ENTRIES PROVIDED:
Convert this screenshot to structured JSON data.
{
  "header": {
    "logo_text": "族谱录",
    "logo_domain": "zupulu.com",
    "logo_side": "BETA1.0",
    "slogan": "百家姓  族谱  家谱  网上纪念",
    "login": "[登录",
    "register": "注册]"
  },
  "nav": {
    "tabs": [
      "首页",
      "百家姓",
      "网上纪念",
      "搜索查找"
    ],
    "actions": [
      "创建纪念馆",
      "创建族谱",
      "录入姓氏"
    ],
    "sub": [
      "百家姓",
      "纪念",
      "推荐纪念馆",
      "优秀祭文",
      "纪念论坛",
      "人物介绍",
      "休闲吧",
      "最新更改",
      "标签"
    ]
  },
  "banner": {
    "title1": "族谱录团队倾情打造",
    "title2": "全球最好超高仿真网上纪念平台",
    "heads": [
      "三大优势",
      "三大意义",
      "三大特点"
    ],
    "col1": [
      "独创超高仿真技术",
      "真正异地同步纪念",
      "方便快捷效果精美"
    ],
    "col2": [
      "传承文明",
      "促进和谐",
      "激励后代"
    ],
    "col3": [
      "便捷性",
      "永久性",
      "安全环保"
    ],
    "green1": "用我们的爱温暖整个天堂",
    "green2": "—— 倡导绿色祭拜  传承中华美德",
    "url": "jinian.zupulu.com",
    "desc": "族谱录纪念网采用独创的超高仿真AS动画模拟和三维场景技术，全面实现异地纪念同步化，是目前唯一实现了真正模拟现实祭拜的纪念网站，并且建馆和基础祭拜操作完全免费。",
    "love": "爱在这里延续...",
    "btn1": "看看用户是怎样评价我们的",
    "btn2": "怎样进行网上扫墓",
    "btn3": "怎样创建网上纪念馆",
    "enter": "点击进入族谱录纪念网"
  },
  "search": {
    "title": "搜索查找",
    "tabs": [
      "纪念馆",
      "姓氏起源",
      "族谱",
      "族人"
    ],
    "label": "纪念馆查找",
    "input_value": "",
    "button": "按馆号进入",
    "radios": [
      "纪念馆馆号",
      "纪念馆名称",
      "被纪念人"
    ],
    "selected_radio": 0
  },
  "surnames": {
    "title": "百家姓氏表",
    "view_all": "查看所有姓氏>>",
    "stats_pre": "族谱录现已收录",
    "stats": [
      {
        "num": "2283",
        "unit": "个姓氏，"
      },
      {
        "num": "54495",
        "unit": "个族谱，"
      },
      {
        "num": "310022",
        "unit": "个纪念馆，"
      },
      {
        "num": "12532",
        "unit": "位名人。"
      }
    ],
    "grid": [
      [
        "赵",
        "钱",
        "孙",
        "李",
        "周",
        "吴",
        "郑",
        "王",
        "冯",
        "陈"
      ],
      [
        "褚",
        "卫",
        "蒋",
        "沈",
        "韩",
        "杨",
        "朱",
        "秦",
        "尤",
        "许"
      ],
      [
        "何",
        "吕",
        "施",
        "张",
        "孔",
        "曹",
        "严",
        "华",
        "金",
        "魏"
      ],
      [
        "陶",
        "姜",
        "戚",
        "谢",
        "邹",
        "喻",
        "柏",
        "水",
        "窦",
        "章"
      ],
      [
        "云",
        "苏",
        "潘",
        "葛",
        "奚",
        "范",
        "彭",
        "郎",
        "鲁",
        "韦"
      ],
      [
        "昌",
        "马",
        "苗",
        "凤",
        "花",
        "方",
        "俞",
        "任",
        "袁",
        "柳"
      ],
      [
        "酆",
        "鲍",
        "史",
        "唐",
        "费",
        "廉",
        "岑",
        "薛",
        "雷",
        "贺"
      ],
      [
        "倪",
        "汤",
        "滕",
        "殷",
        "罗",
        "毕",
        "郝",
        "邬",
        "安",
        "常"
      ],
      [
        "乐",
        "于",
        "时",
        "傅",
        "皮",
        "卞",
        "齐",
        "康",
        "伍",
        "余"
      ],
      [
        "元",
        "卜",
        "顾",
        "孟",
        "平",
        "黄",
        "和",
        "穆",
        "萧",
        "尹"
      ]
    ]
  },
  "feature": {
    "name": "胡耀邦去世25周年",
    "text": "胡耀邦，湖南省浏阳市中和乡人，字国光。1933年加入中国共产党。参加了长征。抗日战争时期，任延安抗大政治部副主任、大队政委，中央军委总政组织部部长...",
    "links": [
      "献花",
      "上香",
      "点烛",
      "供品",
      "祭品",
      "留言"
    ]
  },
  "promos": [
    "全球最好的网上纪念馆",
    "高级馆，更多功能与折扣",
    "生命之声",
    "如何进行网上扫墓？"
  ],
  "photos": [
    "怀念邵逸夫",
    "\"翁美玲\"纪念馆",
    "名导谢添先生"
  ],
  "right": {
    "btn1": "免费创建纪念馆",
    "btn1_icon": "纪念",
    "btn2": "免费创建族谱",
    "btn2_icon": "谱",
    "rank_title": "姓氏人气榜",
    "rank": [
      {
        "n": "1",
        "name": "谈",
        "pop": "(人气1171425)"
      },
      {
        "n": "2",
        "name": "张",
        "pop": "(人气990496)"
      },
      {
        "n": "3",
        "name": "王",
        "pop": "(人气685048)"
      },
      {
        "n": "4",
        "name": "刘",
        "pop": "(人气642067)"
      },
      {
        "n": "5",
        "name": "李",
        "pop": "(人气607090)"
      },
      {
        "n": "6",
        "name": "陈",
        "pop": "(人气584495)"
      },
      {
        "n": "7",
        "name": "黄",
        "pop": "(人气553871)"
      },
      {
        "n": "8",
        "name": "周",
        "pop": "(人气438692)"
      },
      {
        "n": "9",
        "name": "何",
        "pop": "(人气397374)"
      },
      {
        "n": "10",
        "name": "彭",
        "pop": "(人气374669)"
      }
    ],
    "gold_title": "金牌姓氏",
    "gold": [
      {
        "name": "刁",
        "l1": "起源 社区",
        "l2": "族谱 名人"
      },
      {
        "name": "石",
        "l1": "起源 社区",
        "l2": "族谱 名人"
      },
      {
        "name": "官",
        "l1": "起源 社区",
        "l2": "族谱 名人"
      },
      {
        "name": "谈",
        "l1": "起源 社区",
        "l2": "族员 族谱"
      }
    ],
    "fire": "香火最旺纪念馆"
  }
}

SHORT EXERCISE: Print out every record again, exactly and in full.

THE OUTPUT:
Convert this screenshot to structured JSON data.
{
  "header": {
    "logo_text": "族谱录",
    "logo_domain": "zupulu.com",
    "logo_side": "BETA1.0",
    "slogan": "百家姓  族谱  家谱  网上纪念",
    "login": "[登录",
    "register": "注册]"
  },
  "nav": {
    "tabs": [
      "首页",
      "百家姓",
      "网上纪念",
      "搜索查找"
    ],
    "actions": [
      "创建纪念馆",
      "创建族谱",
      "录入姓氏"
    ],
    "sub": [
      "百家姓",
      "纪念",
      "推荐纪念馆",
      "优秀祭文",
      "纪念论坛",
      "人物介绍",
      "休闲吧",
      "最新更改",
      "标签"
    ]
  },
  "banner": {
    "title1": "族谱录团队倾情打造",
    "title2": "全球最好超高仿真网上纪念平台",
    "heads": [
      "三大优势",
      "三大意义",
      "三大特点"
    ],
    "col1": [
      "独创超高仿真技术",
      "真正异地同步纪念",
      "方便快捷效果精美"
    ],
    "col2": [
      "传承文明",
      "促进和谐",
      "激励后代"
    ],
    "col3": [
      "便捷性",
      "永久性",
      "安全环保"
    ],
    "green1": "用我们的爱温暖整个天堂",
    "green2": "—— 倡导绿色祭拜  传承中华美德",
    "url": "jinian.zupulu.com",
    "desc": "族谱录纪念网采用独创的超高仿真AS动画模拟和三维场景技术，全面实现异地纪念同步化，是目前唯一实现了真正模拟现实祭拜的纪念网站，并且建馆和基础祭拜操作完全免费。",
    "love": "爱在这里延续...",
    "btn1": "看看用户是怎样评价我们的",
    "btn2": "怎样进行网上扫墓",
    "btn3": "怎样创建网上纪念馆",
    "enter": "点击进入族谱录纪念网"
  },
  "search": {
    "title": "搜索查找",
    "tabs": [
      "纪念馆",
      "姓氏起源",
      "族谱",
      "族人"
    ],
    "label": "纪念馆查找",
    "input_value": "",
    "button": "按馆号进入",
    "radios": [
      "纪念馆馆号",
      "纪念馆名称",
      "被纪念人"
    ],
    "selected_radio": 0
  },
  "surnames": {
    "title": "百家姓氏表",
    "view_all": "查看所有姓氏>>",
    "stats_pre": "族谱录现已收录",
    "stats": [
      {
        "num": "2283",
        "unit": "个姓氏，"
      },
      {
        "num": "54495",
        "unit": "个族谱，"
      },
      {
        "num": "310022",
        "unit": "个纪念馆，"
      },
      {
        "num": "12532",
        "unit": "位名人。"
      }
    ],
    "grid": [
      [
        "赵",
        "钱",
        "孙",
        "李",
        "周",
        "吴",
        "郑",
        "王",
        "冯",
        "陈"
      ],
      [
        "褚",
        "卫",
        "蒋",
        "沈",
        "韩",
        "杨",
        "朱",
        "秦",
        "尤",
        "许"
      ],
      [
        "何",
        "吕",
        "施",
        "张",
        "孔",
        "曹",
        "严",
        "华",
        "金",
        "魏"
      ],
      [
        "陶",
        "姜",
        "戚",
        "谢",
        "邹",
        "喻",
        "柏",
        "水",
        "窦",
        "章"
      ],
      [
        "云",
        "苏",
        "潘",
        "葛",
        "奚",
        "范",
        "彭",
        "郎",
        "鲁",
        "韦"
      ],
      [
        "昌",
        "马",
        "苗",
        "凤",
        "花",
        "方",
        "俞",
        "任",
        "袁",
        "柳"
      ],
      [
        "酆",
        "鲍",
        "史",
        "唐",
        "费",
        "廉",
        "岑",
        "薛",
        "雷",
        "贺"
      ],
      [
        "倪",
        "汤",
        "滕",
        "殷",
        "罗",
        "毕",
        "郝",
        "邬",
        "安",
        "常"
      ],
      [
        "乐",
        "于",
        "时",
        "傅",
        "皮",
        "卞",
        "齐",
        "康",
        "伍",
        "余"
      ],
      [
        "元",
        "卜",
        "顾",
        "孟",
        "平",
        "黄",
        "和",
        "穆",
        "萧",
        "尹"
      ]
    ]
  },
  "feature": {
    "name": "胡耀邦去世25周年",
    "text": "胡耀邦，湖南省浏阳市中和乡人，字国光。1933年加入中国共产党。参加了长征。抗日战争时期，任延安抗大政治部副主任、大队政委，中央军委总政组织部部长...",
    "links": [
      "献花",
      "上香",
      "点烛",
      "供品",
      "祭品",
      "留言"
    ]
  },
  "promos": [
    "全球最好的网上纪念馆",
    "高级馆，更多功能与折扣",
    "生命之声",
    "如何进行网上扫墓？"
  ],
  "photos": [
    "怀念邵逸夫",
    "\"翁美玲\"纪念馆",
    "名导谢添先生"
  ],
  "right": {
    "btn1": "免费创建纪念馆",
    "btn1_icon": "纪念",
    "btn2": "免费创建族谱",
    "btn2_icon": "谱",
    "rank_title": "姓氏人气榜",
    "rank": [
      {
        "n": "1",
        "name": "谈",
        "pop": "(人气1171425)"
      },
      {
        "n": "2",
        "name": "张",
        "pop": "(人气990496)"
      },
      {
        "n": "3",
        "name": "王",
        "pop": "(人气685048)"
      },
      {
        "n": "4",
        "name": "刘",
        "pop": "(人气642067)"
      },
      {
        "n": "5",
        "name": "李",
        "pop": "(人气607090)"
      },
      {
        "n": "6",
        "name": "陈",
        "pop": "(人气584495)"
      },
      {
        "n": "7",
        "name": "黄",
        "pop": "(人气553871)"
      },
      {
        "n": "8",
        "name": "周",
        "pop": "(人气438692)"
      },
      {
        "n": "9",
        "name": "何",
        "pop": "(人气397374)"
      },
      {
        "n": "10",
        "name": "彭",
        "pop": "(人气374669)"
      }
    ],
    "gold_title": "金牌姓氏",
    "gold": [
      {
        "name": "刁",
        "l1": "起源 社区",
        "l2": "族谱 名人"
      },
      {
        "name": "石",
        "l1": "起源 社区",
        "l2": "族谱 名人"
      },
      {
        "name": "官",
        "l1": "起源 社区",
        "l2": "族谱 名人"
      },
      {
        "name": "谈",
        "l1": "起源 社区",
        "l2": "族员 族谱"
      }
    ],
    "fire": "香火最旺纪念馆"
  }
}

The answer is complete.